» SET PROBLEM
Review the material and extract every line in which the word "screenshot" occurs.
*** RAW RECORDS ***
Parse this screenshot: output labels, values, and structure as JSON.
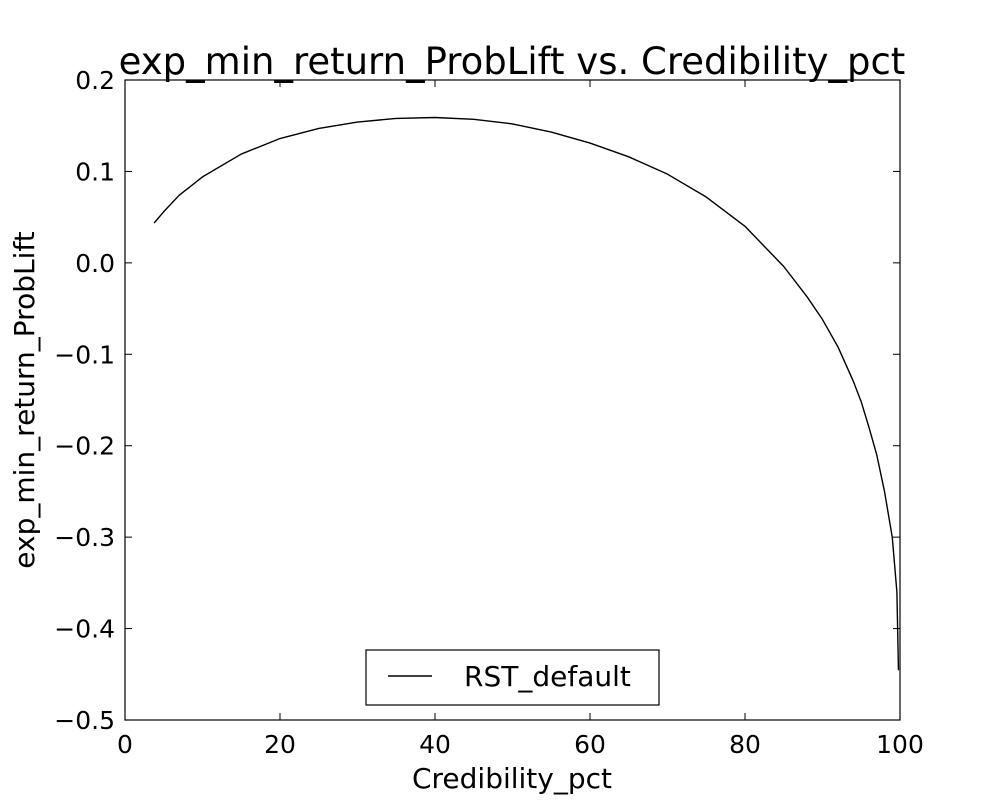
{
  "chart_data": {
    "type": "line",
    "title": "exp_min_return_ProbLift vs. Credibility_pct",
    "xlabel": "Credibility_pct",
    "ylabel": "exp_min_return_ProbLift",
    "xlim": [
      0,
      100
    ],
    "ylim": [
      -0.5,
      0.2
    ],
    "xticks": [
      0,
      20,
      40,
      60,
      80,
      100
    ],
    "xtick_labels": [
      "0",
      "20",
      "40",
      "60",
      "80",
      "100"
    ],
    "yticks": [
      -0.5,
      -0.4,
      -0.3,
      -0.2,
      -0.1,
      0.0,
      0.1,
      0.2
    ],
    "ytick_labels": [
      "−0.5",
      "−0.4",
      "−0.3",
      "−0.2",
      "−0.1",
      "0.0",
      "0.1",
      "0.2"
    ],
    "grid": false,
    "legend_position": "lower-center",
    "series": [
      {
        "name": "RST_default",
        "color": "#000000",
        "x": [
          3.8,
          5,
          7,
          10,
          15,
          20,
          25,
          30,
          35,
          40,
          45,
          50,
          55,
          60,
          65,
          70,
          75,
          80,
          85,
          88,
          90,
          92,
          94,
          95,
          96,
          97,
          98,
          98.5,
          99,
          99.3,
          99.6,
          99.8
        ],
        "y": [
          0.044,
          0.056,
          0.074,
          0.094,
          0.119,
          0.136,
          0.147,
          0.154,
          0.158,
          0.159,
          0.157,
          0.152,
          0.143,
          0.131,
          0.116,
          0.097,
          0.072,
          0.04,
          -0.004,
          -0.037,
          -0.062,
          -0.092,
          -0.13,
          -0.152,
          -0.18,
          -0.21,
          -0.25,
          -0.275,
          -0.3,
          -0.33,
          -0.36,
          -0.445
        ]
      }
    ]
  }
}
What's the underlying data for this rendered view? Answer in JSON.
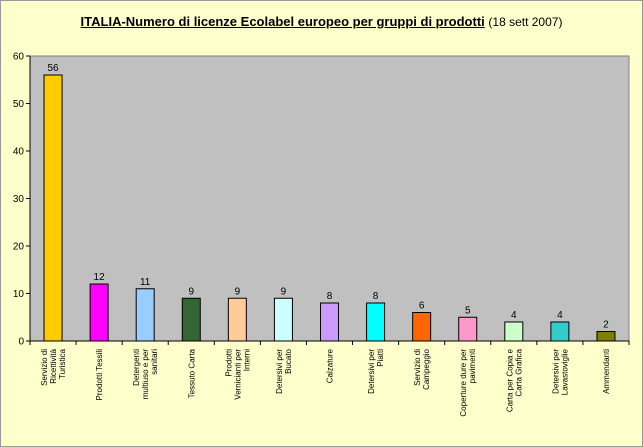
{
  "chart_data": {
    "type": "bar",
    "title": "ITALIA-Numero di licenze Ecolabel europeo per gruppi di prodotti",
    "subtitle": "(18 sett 2007)",
    "xlabel": "",
    "ylabel": "",
    "ylim": [
      0,
      60
    ],
    "yticks": [
      "0",
      "10",
      "20",
      "30",
      "40",
      "50",
      "60"
    ],
    "grid": false,
    "legend": "none",
    "categories": [
      "Servizio di Ricettività Turistica",
      "Prodotti Tessili",
      "Detergenti multiuso e per sanitari",
      "Tessuto Carta",
      "Prodotti Vernicianti per Interni",
      "Detersivi per Bucato",
      "Calzature",
      "Detersivi per Piatti",
      "Servizio di Campeggio",
      "Coperture dure per pavimenti",
      "Carta per Copia e Carta Grafica",
      "Detersivi per Lavastoviglie",
      "Ammendanti"
    ],
    "values": [
      56,
      12,
      11,
      9,
      9,
      9,
      8,
      8,
      6,
      5,
      4,
      4,
      2
    ],
    "colors": [
      "#ffcc00",
      "#ff00ff",
      "#99ccff",
      "#336633",
      "#ffcc99",
      "#ccffff",
      "#cc99ff",
      "#00ffff",
      "#ff6600",
      "#ff99cc",
      "#ccffcc",
      "#33cccc",
      "#808000"
    ],
    "plot_background": "#c0c0c0"
  }
}
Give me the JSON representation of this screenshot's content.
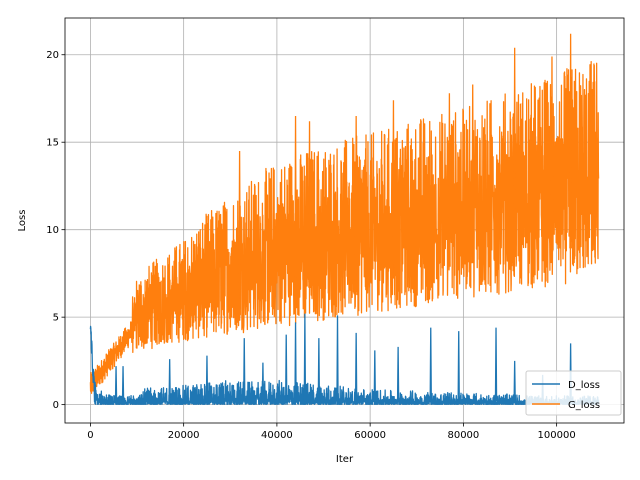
{
  "chart_data": {
    "type": "line",
    "title": "",
    "xlabel": "Iter",
    "ylabel": "Loss",
    "xlim": [
      -5450,
      114450
    ],
    "ylim": [
      -1.05,
      22.1
    ],
    "xticks": [
      0,
      20000,
      40000,
      60000,
      80000,
      100000
    ],
    "xtick_labels": [
      "0",
      "20000",
      "40000",
      "60000",
      "80000",
      "100000"
    ],
    "yticks": [
      0,
      5,
      10,
      15,
      20
    ],
    "ytick_labels": [
      "0",
      "5",
      "10",
      "15",
      "20"
    ],
    "grid": true,
    "legend_position": "lower-right",
    "x_max": 109000,
    "series": [
      {
        "name": "D_loss",
        "color": "#1f77b4",
        "description": "Discriminator loss: spikes to ~6 at start, decays to near 0, noisy band with spikes up to ~4.5",
        "points": [
          [
            0,
            6.1
          ],
          [
            500,
            2.2
          ],
          [
            1500,
            1.0
          ],
          [
            3000,
            0.7
          ],
          [
            5000,
            0.55
          ],
          [
            8000,
            0.45
          ],
          [
            10000,
            0.9
          ],
          [
            15000,
            1.0
          ],
          [
            20000,
            1.1
          ],
          [
            25000,
            1.3
          ],
          [
            30000,
            1.4
          ],
          [
            35000,
            1.3
          ],
          [
            40000,
            1.4
          ],
          [
            45000,
            1.3
          ],
          [
            50000,
            1.2
          ],
          [
            55000,
            1.0
          ],
          [
            60000,
            0.9
          ],
          [
            65000,
            0.8
          ],
          [
            70000,
            0.8
          ],
          [
            75000,
            0.7
          ],
          [
            80000,
            0.7
          ],
          [
            85000,
            0.6
          ],
          [
            90000,
            0.6
          ],
          [
            95000,
            0.5
          ],
          [
            100000,
            0.5
          ],
          [
            105000,
            0.5
          ],
          [
            109000,
            0.5
          ]
        ],
        "spikes": [
          [
            5500,
            2.2
          ],
          [
            7000,
            2.2
          ],
          [
            17000,
            2.6
          ],
          [
            25000,
            2.8
          ],
          [
            33000,
            3.8
          ],
          [
            37000,
            2.4
          ],
          [
            42000,
            4.0
          ],
          [
            44000,
            4.7
          ],
          [
            46000,
            5.2
          ],
          [
            49000,
            3.8
          ],
          [
            53000,
            5.1
          ],
          [
            57000,
            4.1
          ],
          [
            61000,
            3.1
          ],
          [
            66000,
            3.3
          ],
          [
            73000,
            4.4
          ],
          [
            79000,
            4.2
          ],
          [
            87000,
            4.4
          ],
          [
            91000,
            2.5
          ],
          [
            97000,
            1.7
          ],
          [
            103000,
            3.5
          ]
        ]
      },
      {
        "name": "G_loss",
        "color": "#ff7f0e",
        "description": "Generator loss: starts ~1, rises with increasing noisy band, peaking ~21",
        "lower": [
          [
            0,
            0.8
          ],
          [
            2000,
            1.4
          ],
          [
            5000,
            2.2
          ],
          [
            8000,
            2.8
          ],
          [
            10000,
            3.0
          ],
          [
            15000,
            3.3
          ],
          [
            20000,
            3.6
          ],
          [
            30000,
            4.0
          ],
          [
            40000,
            4.4
          ],
          [
            50000,
            4.8
          ],
          [
            60000,
            5.2
          ],
          [
            70000,
            5.6
          ],
          [
            80000,
            6.0
          ],
          [
            90000,
            6.4
          ],
          [
            100000,
            6.8
          ],
          [
            109000,
            7.2
          ]
        ],
        "upper": [
          [
            0,
            3.0
          ],
          [
            2000,
            2.5
          ],
          [
            5000,
            4.0
          ],
          [
            8000,
            4.8
          ],
          [
            10000,
            7.5
          ],
          [
            15000,
            8.5
          ],
          [
            20000,
            9.5
          ],
          [
            25000,
            11.0
          ],
          [
            30000,
            12.0
          ],
          [
            35000,
            13.0
          ],
          [
            40000,
            14.0
          ],
          [
            50000,
            15.0
          ],
          [
            60000,
            15.5
          ],
          [
            70000,
            16.5
          ],
          [
            80000,
            17.0
          ],
          [
            90000,
            18.0
          ],
          [
            100000,
            19.0
          ],
          [
            109000,
            20.0
          ]
        ],
        "spikes": [
          [
            32000,
            14.5
          ],
          [
            44000,
            16.5
          ],
          [
            47000,
            16.2
          ],
          [
            57000,
            16.5
          ],
          [
            65000,
            17.4
          ],
          [
            77000,
            17.8
          ],
          [
            82000,
            18.3
          ],
          [
            91000,
            20.4
          ],
          [
            99000,
            19.9
          ],
          [
            103000,
            21.2
          ],
          [
            108000,
            19.5
          ]
        ]
      }
    ]
  }
}
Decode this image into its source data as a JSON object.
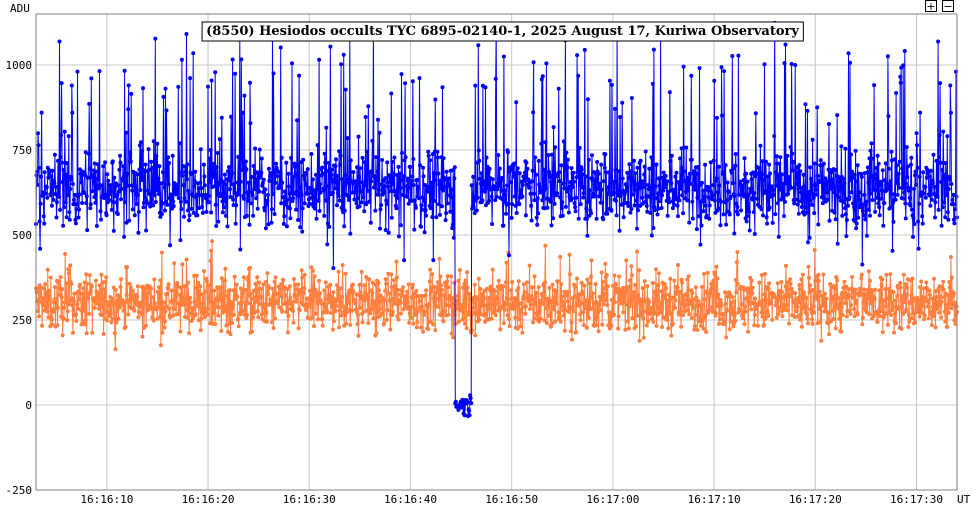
{
  "controls": {
    "zoom_in_label": "+",
    "zoom_out_label": "−"
  },
  "chart_data": {
    "type": "line",
    "title": "(8550) Hesiodos occults TYC 6895-02140-1, 2025 August 17, Kuriwa Observatory",
    "ylabel": "ADU",
    "xlabel": "UT",
    "ylim": [
      -250,
      1150
    ],
    "xlim": [
      "16:16:03",
      "16:17:34"
    ],
    "y_ticks": [
      1000,
      750,
      500,
      250,
      0,
      -250
    ],
    "x_ticks": [
      "16:16:10",
      "16:16:20",
      "16:16:30",
      "16:16:40",
      "16:16:50",
      "16:17:00",
      "16:17:10",
      "16:17:20",
      "16:17:30"
    ],
    "grid": true,
    "series": [
      {
        "color": "#0000ff",
        "note_values": "target star flux, ~640 ADU mean, ±150 noise, spikes to ~1100",
        "baseline": 640,
        "occultation": {
          "start": "16:16:44.4",
          "end": "16:16:46.0",
          "level": 0
        }
      },
      {
        "color": "#ff7f3f",
        "baseline": 300
      }
    ]
  }
}
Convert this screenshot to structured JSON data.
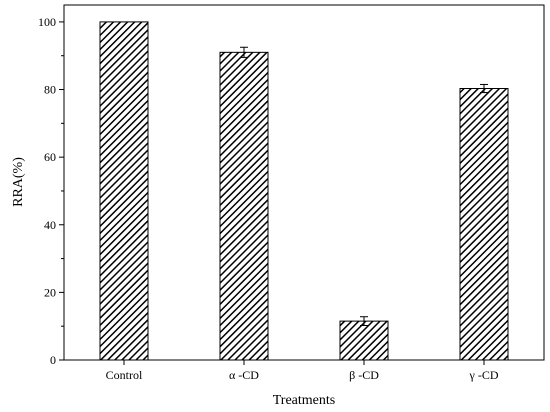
***
» FULL RESPONSE
Parse this screenshot: output labels, values, and structure as JSON.
Give me the JSON representation of this screenshot's content.
Convert this screenshot to structured JSON data.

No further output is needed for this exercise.